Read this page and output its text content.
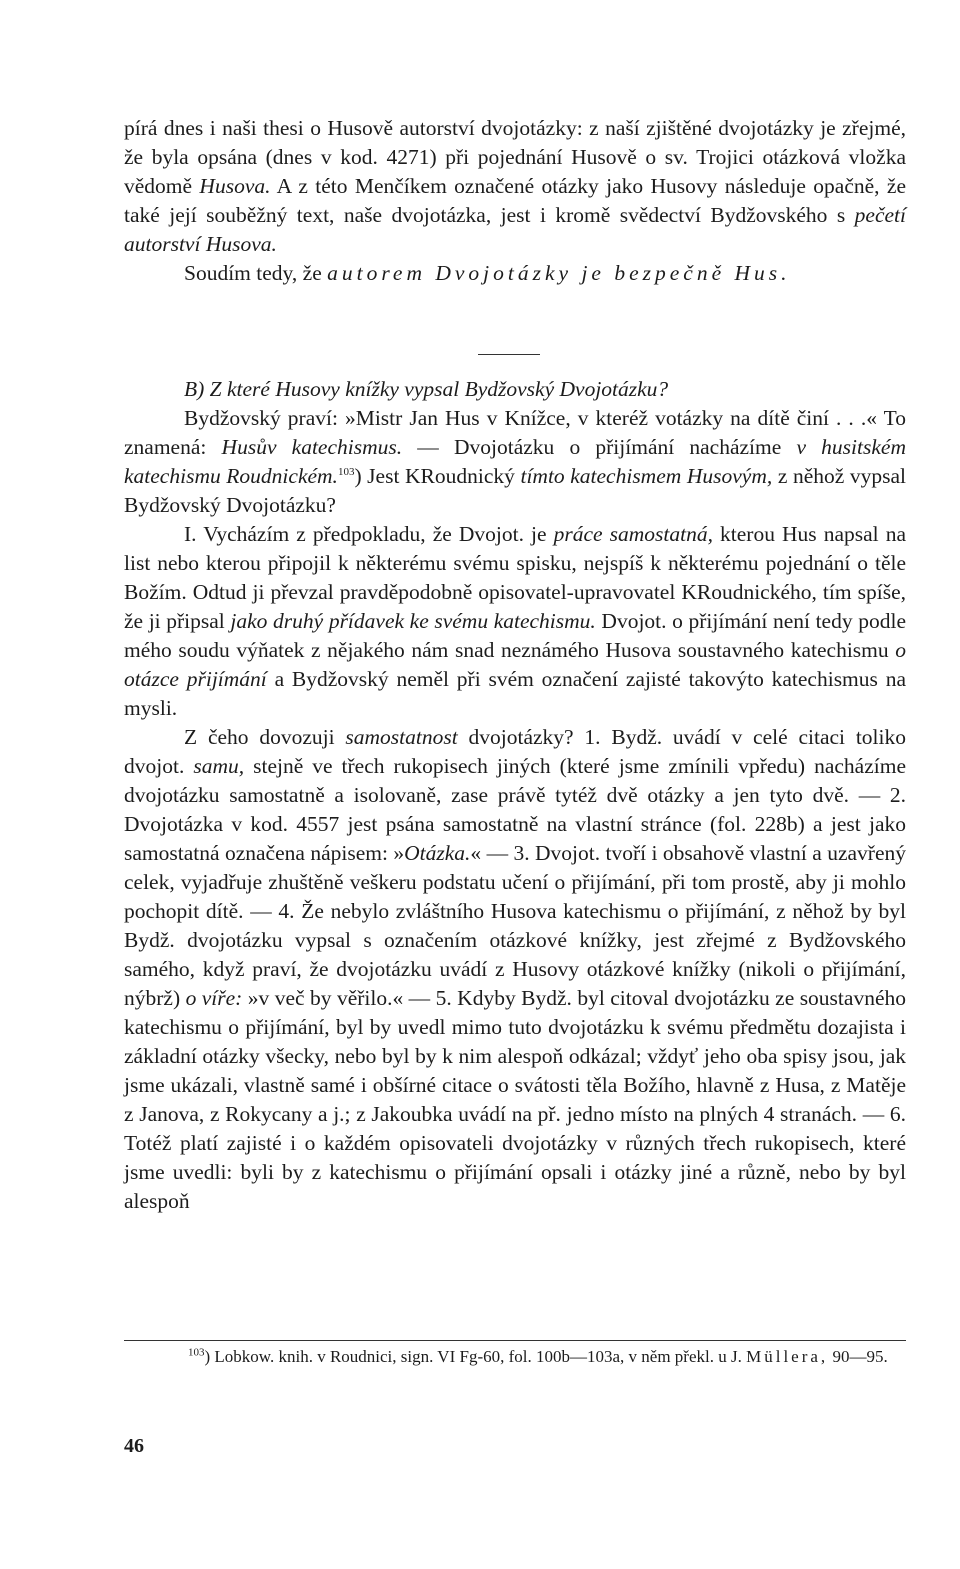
pírá dnes i naši thesi o Husově autorství dvojotázky: z naší zjištěné dvojotázky je zřejmé, že byla opsána (dnes v kod. 4271) při pojednání Husově o sv. Trojici otázková vložka vědomě Husova. A z této Menčíkem označené otázky jako Husovy následuje opačně, že také její souběžný text, naše dvojotázka, jest i kromě svědectví Bydžovského s pečetí autorství Husova.

Soudím tedy, že autorem Dvojotázky je bezpečně Hus.

B) Z které Husovy knížky vypsal Bydžovský Dvojotázku?

Bydžovský praví: »Mistr Jan Hus v Knížce, v kteréž votázky na dítě činí . . .« To znamená: Husův katechismus. — Dvojotázku o přijímání nacházíme v husitském katechismu Roudnickém.$^{103}$) Jest KRoudnický tímto katechismem Husovým, z něhož vypsal Bydžovský Dvojotázku?

I. Vycházím z předpokladu, že Dvojot. je práce samostatná, kterou Hus napsal na list nebo kterou připojil k některému svému spisku, nejspíš k některému pojednání o těle Božím. Odtud ji převzal pravděpodobně opisovatel-upravovatel KRoudnického, tím spíše, že ji připsal jako druhý přídavek ke svému katechismu. Dvojot. o přijímání není tedy podle mého soudu výňatek z nějakého nám snad neznámého Husova soustavného katechismu o otázce přijímání a Bydžovský neměl při svém označení zajisté takovýto katechismus na mysli.

Z čeho dovozuji samostatnost dvojotázky? 1. Bydž. uvádí v celé citaci toliko dvojot. samu, stejně ve třech rukopisech jiných (které jsme zmínili vpředu) nacházíme dvojotázku samostatně a isolovaně, zase právě tytéž dvě otázky a jen tyto dvě. — 2. Dvojotázka v kod. 4557 jest psána samostatně na vlastní stránce (fol. 228b) a jest jako samostatná označena nápisem: »Otázka.« — 3. Dvojot. tvoří i obsahově vlastní a uzavřený celek, vyjadřuje zhuštěně veškeru podstatu učení o přijímání, při tom prostě, aby ji mohlo pochopit dítě. — 4. Že nebylo zvláštního Husova katechismu o přijímání, z něhož by byl Bydž. dvojotázku vypsal s označením otázkové knížky, jest zřejmé z Bydžovského samého, když praví, že dvojotázku uvádí z Husovy otázkové knížky (nikoli o přijímání, nýbrž) o víře: »v več by věřilo.« — 5. Kdyby Bydž. byl citoval dvojotázku ze soustavného katechismu o přijímání, byl by uvedl mimo tuto dvojotázku k svému předmětu dozajista i základní otázky všecky, nebo byl by k nim alespoň odkázal; vždyť jeho oba spisy jsou, jak jsme ukázali, vlastně samé i obšírné citace o svátosti těla Božího, hlavně z Husa, z Matěje z Janova, z Rokycany a j.; z Jakoubka uvádí na př. jedno místo na plných 4 stranách. — 6. Totéž platí zajisté i o každém opisovateli dvojotázky v různých třech rukopisech, které jsme uvedli: byli by z katechismu o přijímání opsali i otázky jiné a různě, nebo by byl alespoň

$^{103}$) Lobkow. knih. v Roudnici, sign. VI Fg-60, fol. 100b—103a, v něm překl. u J. Müllera, 90—95.

46
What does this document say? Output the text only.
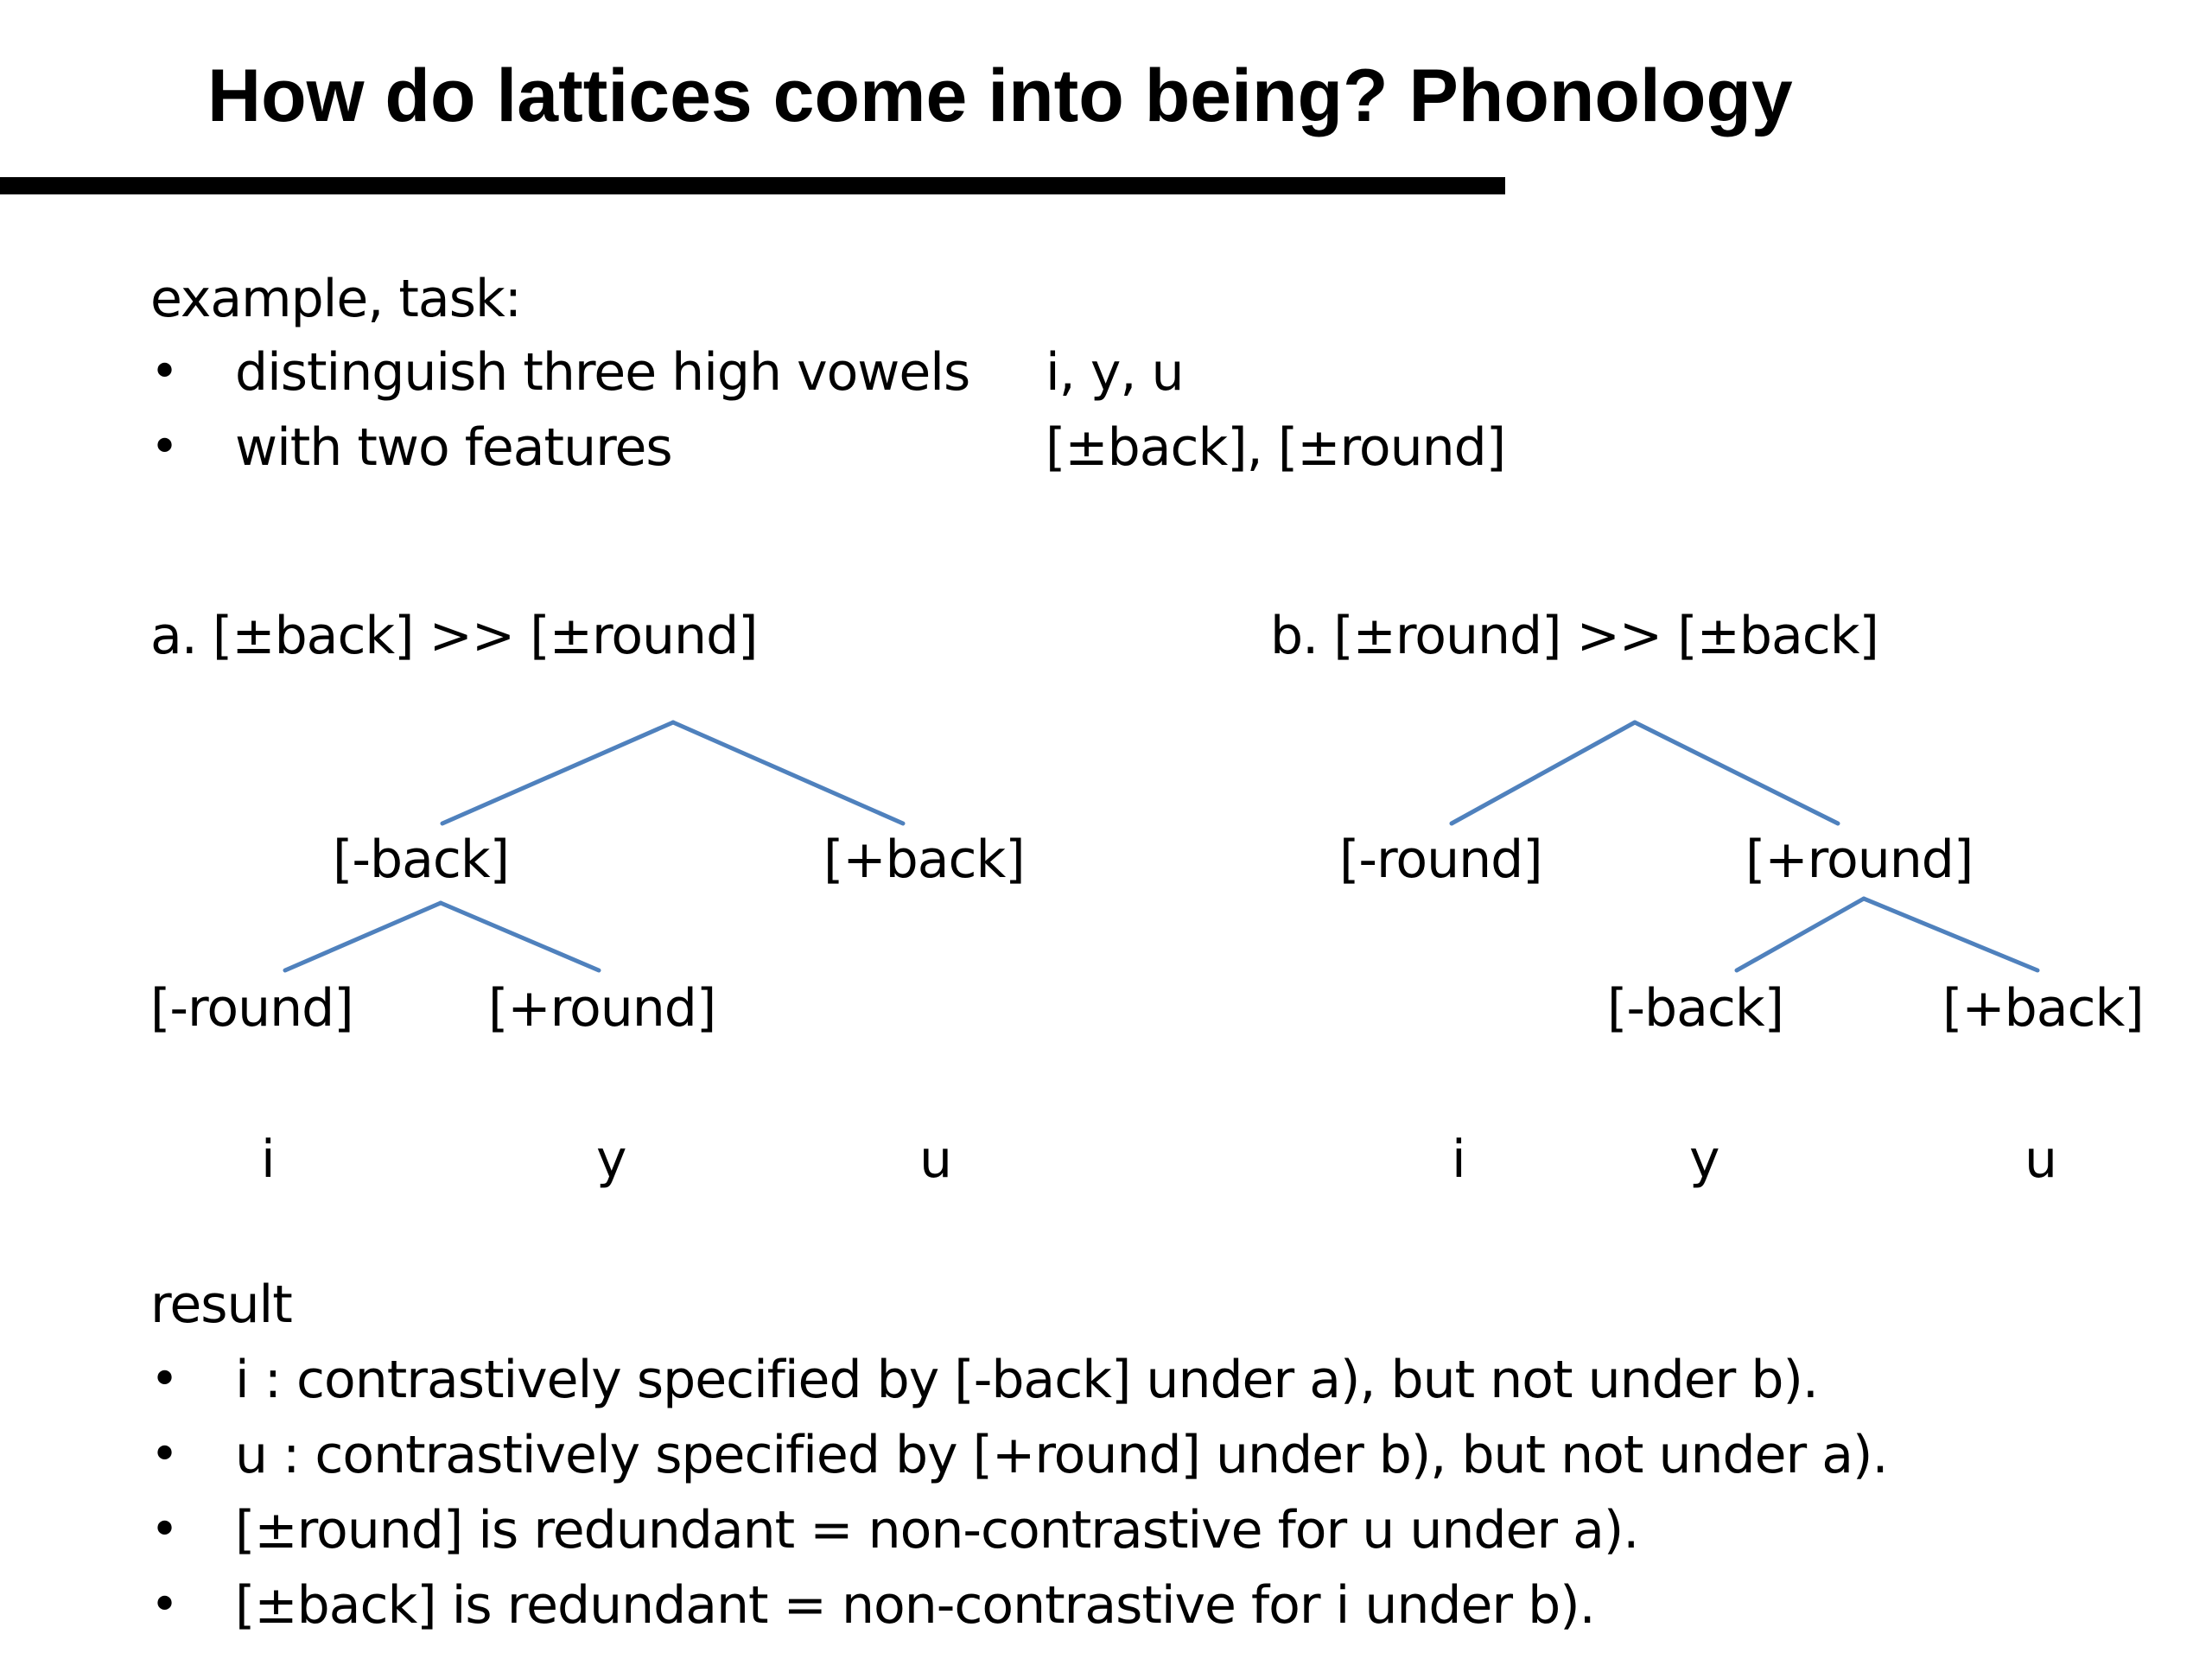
How do lattices come into being? Phonology
example, task:
• distinguish three high vowels i, y, u
• with two features	[±back], [±round]
a. [±back] >> [±round]
[-back]	[+back]
[-round]	[+round]
i	y	u
b. [±round] >> [±back]
[-round]	[+round]
[-back]	[+back]
i	y	u
result
• i : contrastively specified by [-back] under a), but not under b).
• u : contrastively specified by [+round] under b), but not under a).
• [±round] is redundant = non-contrastive for u under a).
• [±back] is redundant = non-contrastive for i under b).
==================================================
TO BE DONE => Count the lines above in which the word "this" appears, then state only that count.

RESPONSE => 2